## Task details
Return the data below in full, matching every line exactly.

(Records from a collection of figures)
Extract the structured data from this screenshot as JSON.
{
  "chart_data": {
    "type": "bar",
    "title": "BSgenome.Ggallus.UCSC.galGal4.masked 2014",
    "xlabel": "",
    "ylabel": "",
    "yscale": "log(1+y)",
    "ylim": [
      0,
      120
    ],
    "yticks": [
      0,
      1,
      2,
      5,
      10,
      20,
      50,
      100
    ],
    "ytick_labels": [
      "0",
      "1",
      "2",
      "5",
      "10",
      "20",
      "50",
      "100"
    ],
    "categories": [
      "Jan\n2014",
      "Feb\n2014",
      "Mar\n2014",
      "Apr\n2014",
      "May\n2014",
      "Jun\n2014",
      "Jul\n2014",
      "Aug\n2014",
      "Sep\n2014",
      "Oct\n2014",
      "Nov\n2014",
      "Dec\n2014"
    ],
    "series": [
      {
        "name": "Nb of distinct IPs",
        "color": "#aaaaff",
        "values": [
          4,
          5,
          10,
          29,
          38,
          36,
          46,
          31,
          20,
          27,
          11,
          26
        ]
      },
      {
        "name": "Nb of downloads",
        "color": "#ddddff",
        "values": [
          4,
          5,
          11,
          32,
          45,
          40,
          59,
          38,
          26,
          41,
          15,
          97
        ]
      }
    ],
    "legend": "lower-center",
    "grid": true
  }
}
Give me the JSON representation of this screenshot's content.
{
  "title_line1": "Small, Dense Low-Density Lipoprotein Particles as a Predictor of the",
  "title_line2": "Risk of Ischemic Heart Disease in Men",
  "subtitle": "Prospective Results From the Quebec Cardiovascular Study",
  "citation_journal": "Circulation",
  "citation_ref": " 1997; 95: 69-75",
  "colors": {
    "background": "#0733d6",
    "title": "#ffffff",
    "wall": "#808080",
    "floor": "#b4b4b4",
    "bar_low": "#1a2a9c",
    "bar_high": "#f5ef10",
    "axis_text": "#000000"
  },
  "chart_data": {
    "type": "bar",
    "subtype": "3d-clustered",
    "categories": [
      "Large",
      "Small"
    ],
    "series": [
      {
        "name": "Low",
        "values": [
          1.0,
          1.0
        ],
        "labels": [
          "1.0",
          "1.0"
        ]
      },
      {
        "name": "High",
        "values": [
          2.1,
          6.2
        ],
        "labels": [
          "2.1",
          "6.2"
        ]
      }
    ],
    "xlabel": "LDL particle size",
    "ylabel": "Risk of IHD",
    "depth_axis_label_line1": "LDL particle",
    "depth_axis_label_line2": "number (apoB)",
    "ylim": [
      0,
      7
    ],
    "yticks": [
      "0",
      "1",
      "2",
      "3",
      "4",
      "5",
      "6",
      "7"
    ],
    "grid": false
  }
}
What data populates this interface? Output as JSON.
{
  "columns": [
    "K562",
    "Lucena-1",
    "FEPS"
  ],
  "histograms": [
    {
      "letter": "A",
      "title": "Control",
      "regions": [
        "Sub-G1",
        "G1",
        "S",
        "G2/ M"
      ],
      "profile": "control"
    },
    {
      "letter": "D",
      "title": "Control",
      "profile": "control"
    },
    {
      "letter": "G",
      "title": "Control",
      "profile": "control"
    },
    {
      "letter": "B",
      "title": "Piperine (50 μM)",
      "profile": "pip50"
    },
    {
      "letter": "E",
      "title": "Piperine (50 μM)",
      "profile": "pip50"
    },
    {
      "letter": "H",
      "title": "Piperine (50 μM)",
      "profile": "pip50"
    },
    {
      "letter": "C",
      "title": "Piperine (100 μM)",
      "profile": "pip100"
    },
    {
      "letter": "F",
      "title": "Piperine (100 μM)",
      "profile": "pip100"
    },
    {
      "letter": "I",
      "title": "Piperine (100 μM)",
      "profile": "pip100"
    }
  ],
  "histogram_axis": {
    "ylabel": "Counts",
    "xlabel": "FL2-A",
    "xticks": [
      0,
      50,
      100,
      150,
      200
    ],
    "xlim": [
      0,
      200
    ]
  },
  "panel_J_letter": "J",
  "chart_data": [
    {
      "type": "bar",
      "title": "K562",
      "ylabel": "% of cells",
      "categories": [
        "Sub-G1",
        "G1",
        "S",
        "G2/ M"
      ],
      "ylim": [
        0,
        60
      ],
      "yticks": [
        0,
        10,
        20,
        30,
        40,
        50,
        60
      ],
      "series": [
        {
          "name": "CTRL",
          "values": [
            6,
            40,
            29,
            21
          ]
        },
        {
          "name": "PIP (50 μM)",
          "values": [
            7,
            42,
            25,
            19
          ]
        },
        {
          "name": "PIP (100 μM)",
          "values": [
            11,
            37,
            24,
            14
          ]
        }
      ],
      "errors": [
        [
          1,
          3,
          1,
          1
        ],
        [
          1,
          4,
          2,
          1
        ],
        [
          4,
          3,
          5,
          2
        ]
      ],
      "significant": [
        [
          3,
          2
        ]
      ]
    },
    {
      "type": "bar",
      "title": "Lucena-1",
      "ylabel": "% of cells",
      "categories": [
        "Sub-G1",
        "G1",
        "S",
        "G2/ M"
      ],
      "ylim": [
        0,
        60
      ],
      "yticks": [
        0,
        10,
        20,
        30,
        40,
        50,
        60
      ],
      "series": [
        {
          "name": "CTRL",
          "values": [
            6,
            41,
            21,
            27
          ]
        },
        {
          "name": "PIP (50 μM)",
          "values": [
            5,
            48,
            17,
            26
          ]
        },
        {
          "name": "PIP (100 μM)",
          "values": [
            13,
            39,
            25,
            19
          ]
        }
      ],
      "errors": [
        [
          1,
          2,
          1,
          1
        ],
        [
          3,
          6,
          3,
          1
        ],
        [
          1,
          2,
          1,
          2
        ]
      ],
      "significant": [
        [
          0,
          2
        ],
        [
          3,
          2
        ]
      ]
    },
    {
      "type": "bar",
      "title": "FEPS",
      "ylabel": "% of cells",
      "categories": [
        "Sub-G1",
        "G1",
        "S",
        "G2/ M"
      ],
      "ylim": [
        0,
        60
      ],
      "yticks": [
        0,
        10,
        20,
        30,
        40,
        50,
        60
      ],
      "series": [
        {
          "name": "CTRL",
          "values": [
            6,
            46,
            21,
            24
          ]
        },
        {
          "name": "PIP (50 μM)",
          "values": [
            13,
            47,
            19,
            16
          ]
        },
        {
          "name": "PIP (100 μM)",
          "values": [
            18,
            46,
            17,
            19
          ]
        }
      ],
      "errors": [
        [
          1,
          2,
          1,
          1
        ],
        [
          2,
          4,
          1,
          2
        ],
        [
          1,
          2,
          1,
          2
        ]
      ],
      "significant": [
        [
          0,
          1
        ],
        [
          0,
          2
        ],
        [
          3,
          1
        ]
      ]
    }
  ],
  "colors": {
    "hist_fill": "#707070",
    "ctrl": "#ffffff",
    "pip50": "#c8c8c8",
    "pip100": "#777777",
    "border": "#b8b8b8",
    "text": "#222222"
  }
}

## Written reply
Extract the structured data from this screenshot as JSON.
{
  "chart_data": {
    "type": "bar",
    "title": "BSgenome.Ggallus.UCSC.galGal4.masked 2014",
    "xlabel": "",
    "ylabel": "",
    "yscale": "log(1+y)",
    "ylim": [
      0,
      120
    ],
    "yticks": [
      0,
      1,
      2,
      5,
      10,
      20,
      50,
      100
    ],
    "ytick_labels": [
      "0",
      "1",
      "2",
      "5",
      "10",
      "20",
      "50",
      "100"
    ],
    "categories": [
      "Jan\n2014",
      "Feb\n2014",
      "Mar\n2014",
      "Apr\n2014",
      "May\n2014",
      "Jun\n2014",
      "Jul\n2014",
      "Aug\n2014",
      "Sep\n2014",
      "Oct\n2014",
      "Nov\n2014",
      "Dec\n2014"
    ],
    "series": [
      {
        "name": "Nb of distinct IPs",
        "color": "#aaaaff",
        "values": [
          4,
          5,
          10,
          29,
          38,
          36,
          46,
          31,
          20,
          27,
          11,
          26
        ]
      },
      {
        "name": "Nb of downloads",
        "color": "#ddddff",
        "values": [
          4,
          5,
          11,
          32,
          45,
          40,
          59,
          38,
          26,
          41,
          15,
          97
        ]
      }
    ],
    "legend": "lower-center",
    "grid": true
  }
}
Give me the JSON representation of this screenshot's content.
{
  "title_line1": "Small, Dense Low-Density Lipoprotein Particles as a Predictor of the",
  "title_line2": "Risk of Ischemic Heart Disease in Men",
  "subtitle": "Prospective Results From the Quebec Cardiovascular Study",
  "citation_journal": "Circulation",
  "citation_ref": " 1997; 95: 69-75",
  "colors": {
    "background": "#0733d6",
    "title": "#ffffff",
    "wall": "#808080",
    "floor": "#b4b4b4",
    "bar_low": "#1a2a9c",
    "bar_high": "#f5ef10",
    "axis_text": "#000000"
  },
  "chart_data": {
    "type": "bar",
    "subtype": "3d-clustered",
    "categories": [
      "Large",
      "Small"
    ],
    "series": [
      {
        "name": "Low",
        "values": [
          1.0,
          1.0
        ],
        "labels": [
          "1.0",
          "1.0"
        ]
      },
      {
        "name": "High",
        "values": [
          2.1,
          6.2
        ],
        "labels": [
          "2.1",
          "6.2"
        ]
      }
    ],
    "xlabel": "LDL particle size",
    "ylabel": "Risk of IHD",
    "depth_axis_label_line1": "LDL particle",
    "depth_axis_label_line2": "number (apoB)",
    "ylim": [
      0,
      7
    ],
    "yticks": [
      "0",
      "1",
      "2",
      "3",
      "4",
      "5",
      "6",
      "7"
    ],
    "grid": false
  }
}
What data populates this interface? Output as JSON.
{
  "columns": [
    "K562",
    "Lucena-1",
    "FEPS"
  ],
  "histograms": [
    {
      "letter": "A",
      "title": "Control",
      "regions": [
        "Sub-G1",
        "G1",
        "S",
        "G2/ M"
      ],
      "profile": "control"
    },
    {
      "letter": "D",
      "title": "Control",
      "profile": "control"
    },
    {
      "letter": "G",
      "title": "Control",
      "profile": "control"
    },
    {
      "letter": "B",
      "title": "Piperine (50 μM)",
      "profile": "pip50"
    },
    {
      "letter": "E",
      "title": "Piperine (50 μM)",
      "profile": "pip50"
    },
    {
      "letter": "H",
      "title": "Piperine (50 μM)",
      "profile": "pip50"
    },
    {
      "letter": "C",
      "title": "Piperine (100 μM)",
      "profile": "pip100"
    },
    {
      "letter": "F",
      "title": "Piperine (100 μM)",
      "profile": "pip100"
    },
    {
      "letter": "I",
      "title": "Piperine (100 μM)",
      "profile": "pip100"
    }
  ],
  "histogram_axis": {
    "ylabel": "Counts",
    "xlabel": "FL2-A",
    "xticks": [
      0,
      50,
      100,
      150,
      200
    ],
    "xlim": [
      0,
      200
    ]
  },
  "panel_J_letter": "J",
  "chart_data": [
    {
      "type": "bar",
      "title": "K562",
      "ylabel": "% of cells",
      "categories": [
        "Sub-G1",
        "G1",
        "S",
        "G2/ M"
      ],
      "ylim": [
        0,
        60
      ],
      "yticks": [
        0,
        10,
        20,
        30,
        40,
        50,
        60
      ],
      "series": [
        {
          "name": "CTRL",
          "values": [
            6,
            40,
            29,
            21
          ]
        },
        {
          "name": "PIP (50 μM)",
          "values": [
            7,
            42,
            25,
            19
          ]
        },
        {
          "name": "PIP (100 μM)",
          "values": [
            11,
            37,
            24,
            14
          ]
        }
      ],
      "errors": [
        [
          1,
          3,
          1,
          1
        ],
        [
          1,
          4,
          2,
          1
        ],
        [
          4,
          3,
          5,
          2
        ]
      ],
      "significant": [
        [
          3,
          2
        ]
      ]
    },
    {
      "type": "bar",
      "title": "Lucena-1",
      "ylabel": "% of cells",
      "categories": [
        "Sub-G1",
        "G1",
        "S",
        "G2/ M"
      ],
      "ylim": [
        0,
        60
      ],
      "yticks": [
        0,
        10,
        20,
        30,
        40,
        50,
        60
      ],
      "series": [
        {
          "name": "CTRL",
          "values": [
            6,
            41,
            21,
            27
          ]
        },
        {
          "name": "PIP (50 μM)",
          "values": [
            5,
            48,
            17,
            26
          ]
        },
        {
          "name": "PIP (100 μM)",
          "values": [
            13,
            39,
            25,
            19
          ]
        }
      ],
      "errors": [
        [
          1,
          2,
          1,
          1
        ],
        [
          3,
          6,
          3,
          1
        ],
        [
          1,
          2,
          1,
          2
        ]
      ],
      "significant": [
        [
          0,
          2
        ],
        [
          3,
          2
        ]
      ]
    },
    {
      "type": "bar",
      "title": "FEPS",
      "ylabel": "% of cells",
      "categories": [
        "Sub-G1",
        "G1",
        "S",
        "G2/ M"
      ],
      "ylim": [
        0,
        60
      ],
      "yticks": [
        0,
        10,
        20,
        30,
        40,
        50,
        60
      ],
      "series": [
        {
          "name": "CTRL",
          "values": [
            6,
            46,
            21,
            24
          ]
        },
        {
          "name": "PIP (50 μM)",
          "values": [
            13,
            47,
            19,
            16
          ]
        },
        {
          "name": "PIP (100 μM)",
          "values": [
            18,
            46,
            17,
            19
          ]
        }
      ],
      "errors": [
        [
          1,
          2,
          1,
          1
        ],
        [
          2,
          4,
          1,
          2
        ],
        [
          1,
          2,
          1,
          2
        ]
      ],
      "significant": [
        [
          0,
          1
        ],
        [
          0,
          2
        ],
        [
          3,
          1
        ]
      ]
    }
  ],
  "colors": {
    "hist_fill": "#707070",
    "ctrl": "#ffffff",
    "pip50": "#c8c8c8",
    "pip100": "#777777",
    "border": "#b8b8b8",
    "text": "#222222"
  }
}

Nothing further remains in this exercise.